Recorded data
════════════════
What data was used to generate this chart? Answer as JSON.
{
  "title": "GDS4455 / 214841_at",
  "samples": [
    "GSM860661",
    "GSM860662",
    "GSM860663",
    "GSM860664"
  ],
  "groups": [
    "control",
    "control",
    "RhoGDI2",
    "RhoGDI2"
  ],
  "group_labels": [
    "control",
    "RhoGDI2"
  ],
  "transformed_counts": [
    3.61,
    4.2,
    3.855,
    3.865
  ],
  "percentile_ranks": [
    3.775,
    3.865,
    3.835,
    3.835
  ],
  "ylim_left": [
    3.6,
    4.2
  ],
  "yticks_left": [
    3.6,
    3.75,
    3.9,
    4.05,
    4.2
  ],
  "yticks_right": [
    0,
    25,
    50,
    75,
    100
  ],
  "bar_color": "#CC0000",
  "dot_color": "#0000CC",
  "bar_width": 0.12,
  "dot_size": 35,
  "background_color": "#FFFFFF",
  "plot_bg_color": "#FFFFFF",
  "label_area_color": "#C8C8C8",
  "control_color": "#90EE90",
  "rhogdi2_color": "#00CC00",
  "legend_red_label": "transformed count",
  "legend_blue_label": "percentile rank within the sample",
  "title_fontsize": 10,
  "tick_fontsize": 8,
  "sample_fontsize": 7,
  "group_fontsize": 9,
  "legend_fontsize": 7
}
════════════════
**Stated exercise**. Print every entry exactly as written.

**Solution for this task**.
What data was used to generate this chart? Answer as JSON.
{
  "title": "GDS4455 / 214841_at",
  "samples": [
    "GSM860661",
    "GSM860662",
    "GSM860663",
    "GSM860664"
  ],
  "groups": [
    "control",
    "control",
    "RhoGDI2",
    "RhoGDI2"
  ],
  "group_labels": [
    "control",
    "RhoGDI2"
  ],
  "transformed_counts": [
    3.61,
    4.2,
    3.855,
    3.865
  ],
  "percentile_ranks": [
    3.775,
    3.865,
    3.835,
    3.835
  ],
  "ylim_left": [
    3.6,
    4.2
  ],
  "yticks_left": [
    3.6,
    3.75,
    3.9,
    4.05,
    4.2
  ],
  "yticks_right": [
    0,
    25,
    50,
    75,
    100
  ],
  "bar_color": "#CC0000",
  "dot_color": "#0000CC",
  "bar_width": 0.12,
  "dot_size": 35,
  "background_color": "#FFFFFF",
  "plot_bg_color": "#FFFFFF",
  "label_area_color": "#C8C8C8",
  "control_color": "#90EE90",
  "rhogdi2_color": "#00CC00",
  "legend_red_label": "transformed count",
  "legend_blue_label": "percentile rank within the sample",
  "title_fontsize": 10,
  "tick_fontsize": 8,
  "sample_fontsize": 7,
  "group_fontsize": 9,
  "legend_fontsize": 7
}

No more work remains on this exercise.